(Dataset excerpt)
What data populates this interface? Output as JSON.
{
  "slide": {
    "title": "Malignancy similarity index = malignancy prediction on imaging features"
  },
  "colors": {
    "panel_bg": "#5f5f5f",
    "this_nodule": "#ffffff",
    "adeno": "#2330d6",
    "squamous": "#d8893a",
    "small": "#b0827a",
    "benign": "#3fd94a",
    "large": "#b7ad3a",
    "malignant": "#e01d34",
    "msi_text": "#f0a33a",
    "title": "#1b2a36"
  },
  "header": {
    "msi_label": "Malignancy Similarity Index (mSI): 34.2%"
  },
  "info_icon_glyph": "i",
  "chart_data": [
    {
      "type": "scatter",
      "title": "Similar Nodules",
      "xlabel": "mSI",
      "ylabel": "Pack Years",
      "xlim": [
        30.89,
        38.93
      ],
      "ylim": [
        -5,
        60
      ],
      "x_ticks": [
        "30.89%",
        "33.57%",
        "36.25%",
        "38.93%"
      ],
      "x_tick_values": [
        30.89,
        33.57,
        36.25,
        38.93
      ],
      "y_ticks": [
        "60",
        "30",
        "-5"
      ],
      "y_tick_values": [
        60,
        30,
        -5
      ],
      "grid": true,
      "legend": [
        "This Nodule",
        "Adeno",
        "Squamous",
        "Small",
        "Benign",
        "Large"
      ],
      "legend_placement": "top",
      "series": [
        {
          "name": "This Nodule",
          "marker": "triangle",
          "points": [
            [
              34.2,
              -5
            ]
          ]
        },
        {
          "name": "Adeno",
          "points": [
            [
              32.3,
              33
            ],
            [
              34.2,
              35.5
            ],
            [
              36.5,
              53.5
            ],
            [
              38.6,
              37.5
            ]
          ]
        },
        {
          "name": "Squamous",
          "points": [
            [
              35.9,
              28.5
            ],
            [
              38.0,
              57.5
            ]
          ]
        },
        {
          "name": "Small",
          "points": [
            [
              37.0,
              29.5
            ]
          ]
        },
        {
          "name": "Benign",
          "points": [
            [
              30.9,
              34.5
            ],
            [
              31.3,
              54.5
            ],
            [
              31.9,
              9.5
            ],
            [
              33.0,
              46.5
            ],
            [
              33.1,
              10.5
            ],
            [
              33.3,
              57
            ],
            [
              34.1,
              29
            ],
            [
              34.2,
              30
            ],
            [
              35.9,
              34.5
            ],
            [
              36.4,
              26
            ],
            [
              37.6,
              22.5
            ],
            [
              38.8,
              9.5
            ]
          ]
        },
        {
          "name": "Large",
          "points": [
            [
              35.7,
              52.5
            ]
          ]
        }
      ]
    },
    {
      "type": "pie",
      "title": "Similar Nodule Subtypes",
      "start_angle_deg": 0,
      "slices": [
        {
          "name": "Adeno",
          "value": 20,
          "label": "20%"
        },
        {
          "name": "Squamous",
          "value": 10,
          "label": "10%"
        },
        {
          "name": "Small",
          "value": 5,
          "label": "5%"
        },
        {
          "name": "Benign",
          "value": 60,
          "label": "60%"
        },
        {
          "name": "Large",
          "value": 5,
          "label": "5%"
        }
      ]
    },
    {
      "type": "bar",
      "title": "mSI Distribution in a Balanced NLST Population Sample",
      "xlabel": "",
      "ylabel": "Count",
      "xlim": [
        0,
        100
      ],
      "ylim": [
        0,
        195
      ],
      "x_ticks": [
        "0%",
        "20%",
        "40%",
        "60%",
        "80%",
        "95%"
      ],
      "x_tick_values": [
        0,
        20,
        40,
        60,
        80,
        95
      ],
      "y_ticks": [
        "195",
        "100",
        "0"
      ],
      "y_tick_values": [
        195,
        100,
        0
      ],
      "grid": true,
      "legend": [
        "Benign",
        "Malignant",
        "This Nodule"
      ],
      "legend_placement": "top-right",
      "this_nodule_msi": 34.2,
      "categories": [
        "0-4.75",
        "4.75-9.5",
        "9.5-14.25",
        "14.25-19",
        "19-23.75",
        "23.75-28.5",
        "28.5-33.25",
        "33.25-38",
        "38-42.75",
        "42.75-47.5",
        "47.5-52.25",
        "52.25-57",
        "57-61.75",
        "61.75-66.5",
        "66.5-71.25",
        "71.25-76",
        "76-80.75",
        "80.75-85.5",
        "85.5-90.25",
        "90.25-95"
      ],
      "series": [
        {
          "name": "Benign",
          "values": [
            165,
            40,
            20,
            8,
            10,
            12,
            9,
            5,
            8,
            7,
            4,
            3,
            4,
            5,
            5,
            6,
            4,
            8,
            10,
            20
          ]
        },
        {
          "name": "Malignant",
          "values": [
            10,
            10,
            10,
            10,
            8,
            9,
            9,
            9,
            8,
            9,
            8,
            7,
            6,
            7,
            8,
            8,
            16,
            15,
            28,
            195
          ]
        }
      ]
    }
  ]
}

■ **Instructions for the task**
All of the material must be reproduced exactly.

■ **Written solution**
What data populates this interface? Output as JSON.
{
  "slide": {
    "title": "Malignancy similarity index = malignancy prediction on imaging features"
  },
  "colors": {
    "panel_bg": "#5f5f5f",
    "this_nodule": "#ffffff",
    "adeno": "#2330d6",
    "squamous": "#d8893a",
    "small": "#b0827a",
    "benign": "#3fd94a",
    "large": "#b7ad3a",
    "malignant": "#e01d34",
    "msi_text": "#f0a33a",
    "title": "#1b2a36"
  },
  "header": {
    "msi_label": "Malignancy Similarity Index (mSI): 34.2%"
  },
  "info_icon_glyph": "i",
  "chart_data": [
    {
      "type": "scatter",
      "title": "Similar Nodules",
      "xlabel": "mSI",
      "ylabel": "Pack Years",
      "xlim": [
        30.89,
        38.93
      ],
      "ylim": [
        -5,
        60
      ],
      "x_ticks": [
        "30.89%",
        "33.57%",
        "36.25%",
        "38.93%"
      ],
      "x_tick_values": [
        30.89,
        33.57,
        36.25,
        38.93
      ],
      "y_ticks": [
        "60",
        "30",
        "-5"
      ],
      "y_tick_values": [
        60,
        30,
        -5
      ],
      "grid": true,
      "legend": [
        "This Nodule",
        "Adeno",
        "Squamous",
        "Small",
        "Benign",
        "Large"
      ],
      "legend_placement": "top",
      "series": [
        {
          "name": "This Nodule",
          "marker": "triangle",
          "points": [
            [
              34.2,
              -5
            ]
          ]
        },
        {
          "name": "Adeno",
          "points": [
            [
              32.3,
              33
            ],
            [
              34.2,
              35.5
            ],
            [
              36.5,
              53.5
            ],
            [
              38.6,
              37.5
            ]
          ]
        },
        {
          "name": "Squamous",
          "points": [
            [
              35.9,
              28.5
            ],
            [
              38.0,
              57.5
            ]
          ]
        },
        {
          "name": "Small",
          "points": [
            [
              37.0,
              29.5
            ]
          ]
        },
        {
          "name": "Benign",
          "points": [
            [
              30.9,
              34.5
            ],
            [
              31.3,
              54.5
            ],
            [
              31.9,
              9.5
            ],
            [
              33.0,
              46.5
            ],
            [
              33.1,
              10.5
            ],
            [
              33.3,
              57
            ],
            [
              34.1,
              29
            ],
            [
              34.2,
              30
            ],
            [
              35.9,
              34.5
            ],
            [
              36.4,
              26
            ],
            [
              37.6,
              22.5
            ],
            [
              38.8,
              9.5
            ]
          ]
        },
        {
          "name": "Large",
          "points": [
            [
              35.7,
              52.5
            ]
          ]
        }
      ]
    },
    {
      "type": "pie",
      "title": "Similar Nodule Subtypes",
      "start_angle_deg": 0,
      "slices": [
        {
          "name": "Adeno",
          "value": 20,
          "label": "20%"
        },
        {
          "name": "Squamous",
          "value": 10,
          "label": "10%"
        },
        {
          "name": "Small",
          "value": 5,
          "label": "5%"
        },
        {
          "name": "Benign",
          "value": 60,
          "label": "60%"
        },
        {
          "name": "Large",
          "value": 5,
          "label": "5%"
        }
      ]
    },
    {
      "type": "bar",
      "title": "mSI Distribution in a Balanced NLST Population Sample",
      "xlabel": "",
      "ylabel": "Count",
      "xlim": [
        0,
        100
      ],
      "ylim": [
        0,
        195
      ],
      "x_ticks": [
        "0%",
        "20%",
        "40%",
        "60%",
        "80%",
        "95%"
      ],
      "x_tick_values": [
        0,
        20,
        40,
        60,
        80,
        95
      ],
      "y_ticks": [
        "195",
        "100",
        "0"
      ],
      "y_tick_values": [
        195,
        100,
        0
      ],
      "grid": true,
      "legend": [
        "Benign",
        "Malignant",
        "This Nodule"
      ],
      "legend_placement": "top-right",
      "this_nodule_msi": 34.2,
      "categories": [
        "0-4.75",
        "4.75-9.5",
        "9.5-14.25",
        "14.25-19",
        "19-23.75",
        "23.75-28.5",
        "28.5-33.25",
        "33.25-38",
        "38-42.75",
        "42.75-47.5",
        "47.5-52.25",
        "52.25-57",
        "57-61.75",
        "61.75-66.5",
        "66.5-71.25",
        "71.25-76",
        "76-80.75",
        "80.75-85.5",
        "85.5-90.25",
        "90.25-95"
      ],
      "series": [
        {
          "name": "Benign",
          "values": [
            165,
            40,
            20,
            8,
            10,
            12,
            9,
            5,
            8,
            7,
            4,
            3,
            4,
            5,
            5,
            6,
            4,
            8,
            10,
            20
          ]
        },
        {
          "name": "Malignant",
          "values": [
            10,
            10,
            10,
            10,
            8,
            9,
            9,
            9,
            8,
            9,
            8,
            7,
            6,
            7,
            8,
            8,
            16,
            15,
            28,
            195
          ]
        }
      ]
    }
  ]
}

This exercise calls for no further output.